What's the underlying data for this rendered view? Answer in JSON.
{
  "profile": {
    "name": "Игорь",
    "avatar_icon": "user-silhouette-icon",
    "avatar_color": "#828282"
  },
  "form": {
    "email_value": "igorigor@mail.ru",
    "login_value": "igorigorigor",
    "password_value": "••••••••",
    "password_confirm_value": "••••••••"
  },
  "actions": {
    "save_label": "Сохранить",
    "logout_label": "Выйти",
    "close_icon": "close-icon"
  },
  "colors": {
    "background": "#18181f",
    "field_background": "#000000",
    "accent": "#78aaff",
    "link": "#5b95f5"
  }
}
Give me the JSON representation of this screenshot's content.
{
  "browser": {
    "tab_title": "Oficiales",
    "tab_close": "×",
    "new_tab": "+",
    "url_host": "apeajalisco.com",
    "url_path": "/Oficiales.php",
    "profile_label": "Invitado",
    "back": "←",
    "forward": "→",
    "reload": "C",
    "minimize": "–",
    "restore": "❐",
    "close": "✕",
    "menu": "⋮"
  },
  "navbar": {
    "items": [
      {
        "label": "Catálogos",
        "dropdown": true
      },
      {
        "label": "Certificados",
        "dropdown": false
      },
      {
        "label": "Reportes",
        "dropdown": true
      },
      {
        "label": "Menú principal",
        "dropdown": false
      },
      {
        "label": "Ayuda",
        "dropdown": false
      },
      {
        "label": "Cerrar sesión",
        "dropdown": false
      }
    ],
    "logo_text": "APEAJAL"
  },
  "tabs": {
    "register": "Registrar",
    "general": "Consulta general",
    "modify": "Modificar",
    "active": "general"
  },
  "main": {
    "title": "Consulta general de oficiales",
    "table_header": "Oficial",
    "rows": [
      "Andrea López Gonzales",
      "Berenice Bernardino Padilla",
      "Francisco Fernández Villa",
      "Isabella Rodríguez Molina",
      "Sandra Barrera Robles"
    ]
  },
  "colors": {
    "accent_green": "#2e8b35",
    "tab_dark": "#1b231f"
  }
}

◆ ◆ ◆

(EXERCISE)
Nothing may be left out: return each entry exactly as it reads.

(SOLUTION FOR THIS PROBLEM)
What's the underlying data for this rendered view? Answer in JSON.
{
  "profile": {
    "name": "Игорь",
    "avatar_icon": "user-silhouette-icon",
    "avatar_color": "#828282"
  },
  "form": {
    "email_value": "igorigor@mail.ru",
    "login_value": "igorigorigor",
    "password_value": "••••••••",
    "password_confirm_value": "••••••••"
  },
  "actions": {
    "save_label": "Сохранить",
    "logout_label": "Выйти",
    "close_icon": "close-icon"
  },
  "colors": {
    "background": "#18181f",
    "field_background": "#000000",
    "accent": "#78aaff",
    "link": "#5b95f5"
  }
}
Give me the JSON representation of this screenshot's content.
{
  "browser": {
    "tab_title": "Oficiales",
    "tab_close": "×",
    "new_tab": "+",
    "url_host": "apeajalisco.com",
    "url_path": "/Oficiales.php",
    "profile_label": "Invitado",
    "back": "←",
    "forward": "→",
    "reload": "C",
    "minimize": "–",
    "restore": "❐",
    "close": "✕",
    "menu": "⋮"
  },
  "navbar": {
    "items": [
      {
        "label": "Catálogos",
        "dropdown": true
      },
      {
        "label": "Certificados",
        "dropdown": false
      },
      {
        "label": "Reportes",
        "dropdown": true
      },
      {
        "label": "Menú principal",
        "dropdown": false
      },
      {
        "label": "Ayuda",
        "dropdown": false
      },
      {
        "label": "Cerrar sesión",
        "dropdown": false
      }
    ],
    "logo_text": "APEAJAL"
  },
  "tabs": {
    "register": "Registrar",
    "general": "Consulta general",
    "modify": "Modificar",
    "active": "general"
  },
  "main": {
    "title": "Consulta general de oficiales",
    "table_header": "Oficial",
    "rows": [
      "Andrea López Gonzales",
      "Berenice Bernardino Padilla",
      "Francisco Fernández Villa",
      "Isabella Rodríguez Molina",
      "Sandra Barrera Robles"
    ]
  },
  "colors": {
    "accent_green": "#2e8b35",
    "tab_dark": "#1b231f"
  }
}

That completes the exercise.